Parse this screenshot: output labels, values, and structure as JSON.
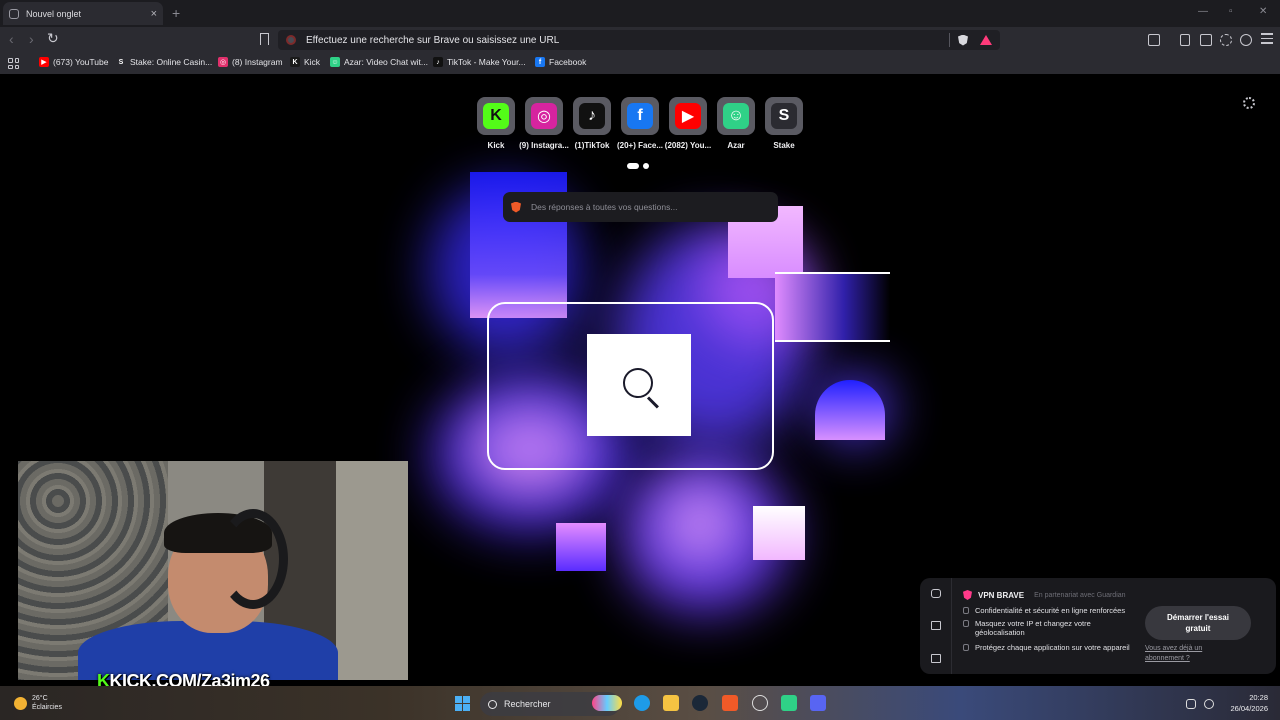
{
  "browser": {
    "tab": {
      "title": "Nouvel onglet",
      "close": "×"
    },
    "new_tab_symbol": "+",
    "window_controls": {
      "minimize": "—",
      "maximize": "▫",
      "close": "✕"
    },
    "nav": {
      "back": "‹",
      "forward": "›",
      "reload": "↻"
    },
    "address_bar": {
      "text": "Effectuez une recherche sur Brave ou saisissez une URL"
    },
    "bookmarks": [
      {
        "label": "(673) YouTube",
        "icon": "youtube-icon",
        "color": "#ff0000",
        "glyph": "▶"
      },
      {
        "label": "Stake: Online Casin...",
        "icon": "stake-icon",
        "color": "#2b2b31",
        "glyph": "S"
      },
      {
        "label": "(8) Instagram",
        "icon": "instagram-icon",
        "color": "#e1306c",
        "glyph": "◎"
      },
      {
        "label": "Kick",
        "icon": "kick-icon",
        "color": "#1a1a1a",
        "glyph": "K"
      },
      {
        "label": "Azar: Video Chat wit...",
        "icon": "azar-icon",
        "color": "#2fd187",
        "glyph": "☺"
      },
      {
        "label": "TikTok - Make Your...",
        "icon": "tiktok-icon",
        "color": "#111111",
        "glyph": "♪"
      },
      {
        "label": "Facebook",
        "icon": "facebook-icon",
        "color": "#1877f2",
        "glyph": "f"
      }
    ]
  },
  "new_tab_page": {
    "top_sites": [
      {
        "label": "Kick",
        "icon": "kick-icon",
        "color": "#53fc18",
        "glyph": "K",
        "glyph_color": "#111"
      },
      {
        "label": "(9) Instagra...",
        "icon": "instagram-icon",
        "color": "#d6249f",
        "glyph": "◎",
        "glyph_color": "#fff"
      },
      {
        "label": "(1)TikTok",
        "icon": "tiktok-icon",
        "color": "#111111",
        "glyph": "♪",
        "glyph_color": "#fff"
      },
      {
        "label": "(20+) Face...",
        "icon": "facebook-icon",
        "color": "#1877f2",
        "glyph": "f",
        "glyph_color": "#fff"
      },
      {
        "label": "(2082) You...",
        "icon": "youtube-icon",
        "color": "#ff0000",
        "glyph": "▶",
        "glyph_color": "#fff"
      },
      {
        "label": "Azar",
        "icon": "azar-icon",
        "color": "#2fd187",
        "glyph": "☺",
        "glyph_color": "#fff"
      },
      {
        "label": "Stake",
        "icon": "stake-icon",
        "color": "#2b2b31",
        "glyph": "S",
        "glyph_color": "#fff"
      }
    ],
    "leo_placeholder": "Des réponses à toutes vos questions..."
  },
  "stream_overlay": {
    "kick_prefix": "K",
    "kick_url": "KICK.COM/Za3im26"
  },
  "vpn_popup": {
    "title": "VPN BRAVE",
    "partner": "En partenariat avec",
    "partner_brand": "Guardian",
    "features": [
      "Confidentialité et sécurité en ligne renforcées",
      "Masquez votre IP et changez votre géolocalisation",
      "Protégez chaque application sur votre appareil"
    ],
    "cta": "Démarrer l'essai gratuit",
    "already": "Vous avez déjà un abonnement ?"
  },
  "taskbar": {
    "weather": {
      "temp": "26°C",
      "condition": "Éclaircies"
    },
    "search_label": "Rechercher",
    "time": "20:28",
    "date": "26/04/2026"
  }
}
☆ ☆ ☆ ☆
### What needs to be done
Return the material exactly as given, apart from the pictures.

### The reply
Parse this screenshot: output labels, values, and structure as JSON.
{
  "browser": {
    "tab": {
      "title": "Nouvel onglet",
      "close": "×"
    },
    "new_tab_symbol": "+",
    "window_controls": {
      "minimize": "—",
      "maximize": "▫",
      "close": "✕"
    },
    "nav": {
      "back": "‹",
      "forward": "›",
      "reload": "↻"
    },
    "address_bar": {
      "text": "Effectuez une recherche sur Brave ou saisissez une URL"
    },
    "bookmarks": [
      {
        "label": "(673) YouTube",
        "icon": "youtube-icon",
        "color": "#ff0000",
        "glyph": "▶"
      },
      {
        "label": "Stake: Online Casin...",
        "icon": "stake-icon",
        "color": "#2b2b31",
        "glyph": "S"
      },
      {
        "label": "(8) Instagram",
        "icon": "instagram-icon",
        "color": "#e1306c",
        "glyph": "◎"
      },
      {
        "label": "Kick",
        "icon": "kick-icon",
        "color": "#1a1a1a",
        "glyph": "K"
      },
      {
        "label": "Azar: Video Chat wit...",
        "icon": "azar-icon",
        "color": "#2fd187",
        "glyph": "☺"
      },
      {
        "label": "TikTok - Make Your...",
        "icon": "tiktok-icon",
        "color": "#111111",
        "glyph": "♪"
      },
      {
        "label": "Facebook",
        "icon": "facebook-icon",
        "color": "#1877f2",
        "glyph": "f"
      }
    ]
  },
  "new_tab_page": {
    "top_sites": [
      {
        "label": "Kick",
        "icon": "kick-icon",
        "color": "#53fc18",
        "glyph": "K",
        "glyph_color": "#111"
      },
      {
        "label": "(9) Instagra...",
        "icon": "instagram-icon",
        "color": "#d6249f",
        "glyph": "◎",
        "glyph_color": "#fff"
      },
      {
        "label": "(1)TikTok",
        "icon": "tiktok-icon",
        "color": "#111111",
        "glyph": "♪",
        "glyph_color": "#fff"
      },
      {
        "label": "(20+) Face...",
        "icon": "facebook-icon",
        "color": "#1877f2",
        "glyph": "f",
        "glyph_color": "#fff"
      },
      {
        "label": "(2082) You...",
        "icon": "youtube-icon",
        "color": "#ff0000",
        "glyph": "▶",
        "glyph_color": "#fff"
      },
      {
        "label": "Azar",
        "icon": "azar-icon",
        "color": "#2fd187",
        "glyph": "☺",
        "glyph_color": "#fff"
      },
      {
        "label": "Stake",
        "icon": "stake-icon",
        "color": "#2b2b31",
        "glyph": "S",
        "glyph_color": "#fff"
      }
    ],
    "leo_placeholder": "Des réponses à toutes vos questions..."
  },
  "stream_overlay": {
    "kick_prefix": "K",
    "kick_url": "KICK.COM/Za3im26"
  },
  "vpn_popup": {
    "title": "VPN BRAVE",
    "partner": "En partenariat avec",
    "partner_brand": "Guardian",
    "features": [
      "Confidentialité et sécurité en ligne renforcées",
      "Masquez votre IP et changez votre géolocalisation",
      "Protégez chaque application sur votre appareil"
    ],
    "cta": "Démarrer l'essai gratuit",
    "already": "Vous avez déjà un abonnement ?"
  },
  "taskbar": {
    "weather": {
      "temp": "26°C",
      "condition": "Éclaircies"
    },
    "search_label": "Rechercher",
    "time": "20:28",
    "date": "26/04/2026"
  }
}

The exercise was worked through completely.